Entries>
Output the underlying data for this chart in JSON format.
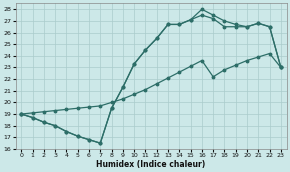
{
  "xlabel": "Humidex (Indice chaleur)",
  "bg_color": "#cce8e8",
  "grid_color": "#aacccc",
  "line_color": "#2d6e68",
  "xlim": [
    -0.5,
    23.5
  ],
  "ylim": [
    16,
    28.5
  ],
  "xticks": [
    0,
    1,
    2,
    3,
    4,
    5,
    6,
    7,
    8,
    9,
    10,
    11,
    12,
    13,
    14,
    15,
    16,
    17,
    18,
    19,
    20,
    21,
    22,
    23
  ],
  "yticks": [
    16,
    17,
    18,
    19,
    20,
    21,
    22,
    23,
    24,
    25,
    26,
    27,
    28
  ],
  "line1_x": [
    0,
    1,
    2,
    3,
    4,
    5,
    6,
    7,
    8,
    9,
    10,
    11,
    12,
    13,
    14,
    15,
    16,
    17,
    18,
    19,
    20,
    21,
    22,
    23
  ],
  "line1_y": [
    19.0,
    18.7,
    18.3,
    18.0,
    17.5,
    17.1,
    16.8,
    16.5,
    19.5,
    21.3,
    23.3,
    24.5,
    25.5,
    26.7,
    26.7,
    27.1,
    28.0,
    27.5,
    27.0,
    26.7,
    26.5,
    26.8,
    26.5,
    23.0
  ],
  "line2_x": [
    0,
    1,
    2,
    3,
    4,
    5,
    6,
    7,
    8,
    9,
    10,
    11,
    12,
    13,
    14,
    15,
    16,
    17,
    18,
    19,
    20,
    21,
    22,
    23
  ],
  "line2_y": [
    19.0,
    18.7,
    18.3,
    18.0,
    17.5,
    17.1,
    16.8,
    16.5,
    19.5,
    21.3,
    23.3,
    24.5,
    25.5,
    26.7,
    26.7,
    27.1,
    27.5,
    27.2,
    26.5,
    26.5,
    26.5,
    26.8,
    26.5,
    23.0
  ],
  "line3_x": [
    0,
    1,
    2,
    3,
    4,
    5,
    6,
    7,
    8,
    9,
    10,
    11,
    12,
    13,
    14,
    15,
    16,
    17,
    18,
    19,
    20,
    21,
    22,
    23
  ],
  "line3_y": [
    19.0,
    19.1,
    19.2,
    19.3,
    19.4,
    19.5,
    19.6,
    19.7,
    20.0,
    20.3,
    20.7,
    21.1,
    21.6,
    22.1,
    22.6,
    23.1,
    23.6,
    22.2,
    22.8,
    23.2,
    23.6,
    23.9,
    24.2,
    23.0
  ]
}
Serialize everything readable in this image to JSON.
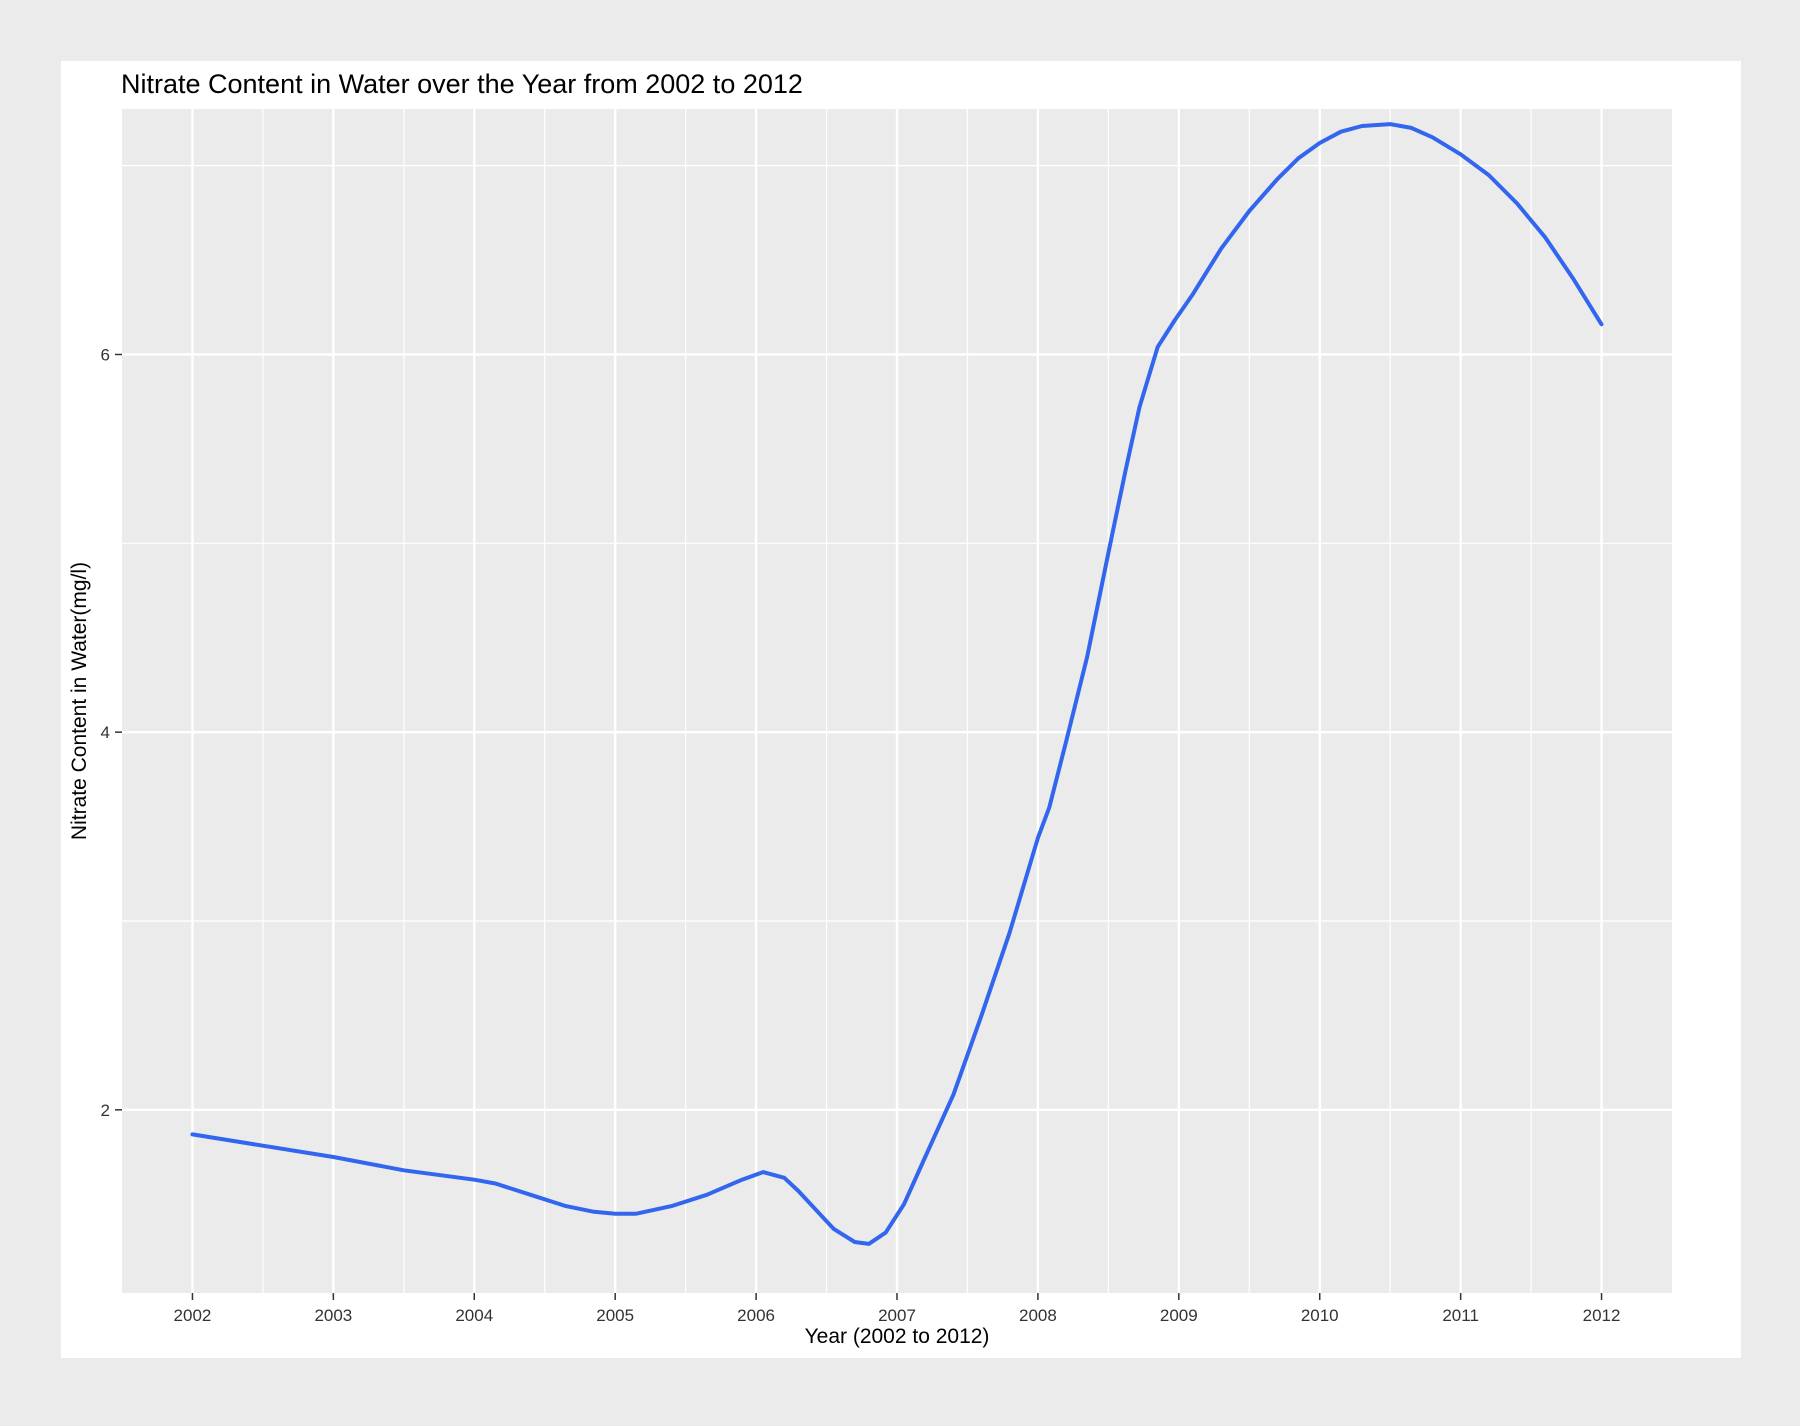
{
  "chart_data": {
    "type": "line",
    "title": "Nitrate Content in Water over the Year from 2002 to 2012",
    "xlabel": "Year (2002 to 2012)",
    "ylabel": "Nitrate Content in Water(mg/l)",
    "xlim": [
      2001.5,
      2012.5
    ],
    "ylim": [
      1.03,
      7.3
    ],
    "x_ticks": [
      2002,
      2003,
      2004,
      2005,
      2006,
      2007,
      2008,
      2009,
      2010,
      2011,
      2012
    ],
    "x_tick_labels": [
      "2002",
      "2003",
      "2004",
      "2005",
      "2006",
      "2007",
      "2008",
      "2009",
      "2010",
      "2011",
      "2012"
    ],
    "y_ticks": [
      2,
      4,
      6
    ],
    "y_tick_labels": [
      "2",
      "4",
      "6"
    ],
    "grid": true,
    "series": [
      {
        "color": "#3366ee",
        "x": [
          2002.0,
          2002.5,
          2003.0,
          2003.5,
          2004.0,
          2004.15,
          2004.4,
          2004.65,
          2004.85,
          2005.0,
          2005.15,
          2005.4,
          2005.65,
          2005.9,
          2006.05,
          2006.2,
          2006.3,
          2006.45,
          2006.55,
          2006.7,
          2006.8,
          2006.92,
          2007.05,
          2007.2,
          2007.4,
          2007.6,
          2007.8,
          2008.0,
          2008.08,
          2008.2,
          2008.35,
          2008.5,
          2008.62,
          2008.72,
          2008.85,
          2008.97,
          2009.1,
          2009.3,
          2009.5,
          2009.7,
          2009.85,
          2010.0,
          2010.15,
          2010.3,
          2010.5,
          2010.65,
          2010.8,
          2011.0,
          2011.2,
          2011.4,
          2011.6,
          2011.8,
          2012.0
        ],
        "y": [
          1.87,
          1.81,
          1.75,
          1.68,
          1.63,
          1.61,
          1.55,
          1.49,
          1.46,
          1.45,
          1.45,
          1.49,
          1.55,
          1.63,
          1.67,
          1.64,
          1.57,
          1.45,
          1.37,
          1.3,
          1.29,
          1.35,
          1.5,
          1.75,
          2.08,
          2.5,
          2.94,
          3.44,
          3.6,
          3.95,
          4.4,
          4.95,
          5.38,
          5.72,
          6.04,
          6.18,
          6.32,
          6.56,
          6.76,
          6.93,
          7.04,
          7.12,
          7.18,
          7.21,
          7.22,
          7.2,
          7.15,
          7.06,
          6.95,
          6.8,
          6.62,
          6.4,
          6.16
        ]
      }
    ]
  }
}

To be done> Repeat the preceding records precisely, and leave every picture out of the copy.

Solution to this exercise>
Output the underlying data for this chart in JSON format.
{
  "xlabel": "Humidex (Indice chaleur)",
  "bg_color": "#cce8e8",
  "grid_color": "#aacccc",
  "line_color": "#2d6e68",
  "xlim": [
    -0.5,
    23.5
  ],
  "ylim": [
    16,
    28.5
  ],
  "xticks": [
    0,
    1,
    2,
    3,
    4,
    5,
    6,
    7,
    8,
    9,
    10,
    11,
    12,
    13,
    14,
    15,
    16,
    17,
    18,
    19,
    20,
    21,
    22,
    23
  ],
  "yticks": [
    16,
    17,
    18,
    19,
    20,
    21,
    22,
    23,
    24,
    25,
    26,
    27,
    28
  ],
  "line1_x": [
    0,
    1,
    2,
    3,
    4,
    5,
    6,
    7,
    8,
    9,
    10,
    11,
    12,
    13,
    14,
    15,
    16,
    17,
    18,
    19,
    20,
    21,
    22,
    23
  ],
  "line1_y": [
    19.0,
    18.7,
    18.3,
    18.0,
    17.5,
    17.1,
    16.8,
    16.5,
    19.5,
    21.3,
    23.3,
    24.5,
    25.5,
    26.7,
    26.7,
    27.1,
    28.0,
    27.5,
    27.0,
    26.7,
    26.5,
    26.8,
    26.5,
    23.0
  ],
  "line2_x": [
    0,
    1,
    2,
    3,
    4,
    5,
    6,
    7,
    8,
    9,
    10,
    11,
    12,
    13,
    14,
    15,
    16,
    17,
    18,
    19,
    20,
    21,
    22,
    23
  ],
  "line2_y": [
    19.0,
    18.7,
    18.3,
    18.0,
    17.5,
    17.1,
    16.8,
    16.5,
    19.5,
    21.3,
    23.3,
    24.5,
    25.5,
    26.7,
    26.7,
    27.1,
    27.5,
    27.2,
    26.5,
    26.5,
    26.5,
    26.8,
    26.5,
    23.0
  ],
  "line3_x": [
    0,
    1,
    2,
    3,
    4,
    5,
    6,
    7,
    8,
    9,
    10,
    11,
    12,
    13,
    14,
    15,
    16,
    17,
    18,
    19,
    20,
    21,
    22,
    23
  ],
  "line3_y": [
    19.0,
    19.1,
    19.2,
    19.3,
    19.4,
    19.5,
    19.6,
    19.7,
    20.0,
    20.3,
    20.7,
    21.1,
    21.6,
    22.1,
    22.6,
    23.1,
    23.6,
    22.2,
    22.8,
    23.2,
    23.6,
    23.9,
    24.2,
    23.0
  ]
}
Serialize everything readable in this image to JSON.
{
  "chart_data": {
    "type": "line",
    "title": "Nitrate Content in Water over the Year from 2002 to 2012",
    "xlabel": "Year (2002 to 2012)",
    "ylabel": "Nitrate Content in Water(mg/l)",
    "xlim": [
      2001.5,
      2012.5
    ],
    "ylim": [
      1.03,
      7.3
    ],
    "x_ticks": [
      2002,
      2003,
      2004,
      2005,
      2006,
      2007,
      2008,
      2009,
      2010,
      2011,
      2012
    ],
    "x_tick_labels": [
      "2002",
      "2003",
      "2004",
      "2005",
      "2006",
      "2007",
      "2008",
      "2009",
      "2010",
      "2011",
      "2012"
    ],
    "y_ticks": [
      2,
      4,
      6
    ],
    "y_tick_labels": [
      "2",
      "4",
      "6"
    ],
    "grid": true,
    "series": [
      {
        "color": "#3366ee",
        "x": [
          2002.0,
          2002.5,
          2003.0,
          2003.5,
          2004.0,
          2004.15,
          2004.4,
          2004.65,
          2004.85,
          2005.0,
          2005.15,
          2005.4,
          2005.65,
          2005.9,
          2006.05,
          2006.2,
          2006.3,
          2006.45,
          2006.55,
          2006.7,
          2006.8,
          2006.92,
          2007.05,
          2007.2,
          2007.4,
          2007.6,
          2007.8,
          2008.0,
          2008.08,
          2008.2,
          2008.35,
          2008.5,
          2008.62,
          2008.72,
          2008.85,
          2008.97,
          2009.1,
          2009.3,
          2009.5,
          2009.7,
          2009.85,
          2010.0,
          2010.15,
          2010.3,
          2010.5,
          2010.65,
          2010.8,
          2011.0,
          2011.2,
          2011.4,
          2011.6,
          2011.8,
          2012.0
        ],
        "y": [
          1.87,
          1.81,
          1.75,
          1.68,
          1.63,
          1.61,
          1.55,
          1.49,
          1.46,
          1.45,
          1.45,
          1.49,
          1.55,
          1.63,
          1.67,
          1.64,
          1.57,
          1.45,
          1.37,
          1.3,
          1.29,
          1.35,
          1.5,
          1.75,
          2.08,
          2.5,
          2.94,
          3.44,
          3.6,
          3.95,
          4.4,
          4.95,
          5.38,
          5.72,
          6.04,
          6.18,
          6.32,
          6.56,
          6.76,
          6.93,
          7.04,
          7.12,
          7.18,
          7.21,
          7.22,
          7.2,
          7.15,
          7.06,
          6.95,
          6.8,
          6.62,
          6.4,
          6.16
        ]
      }
    ]
  }
}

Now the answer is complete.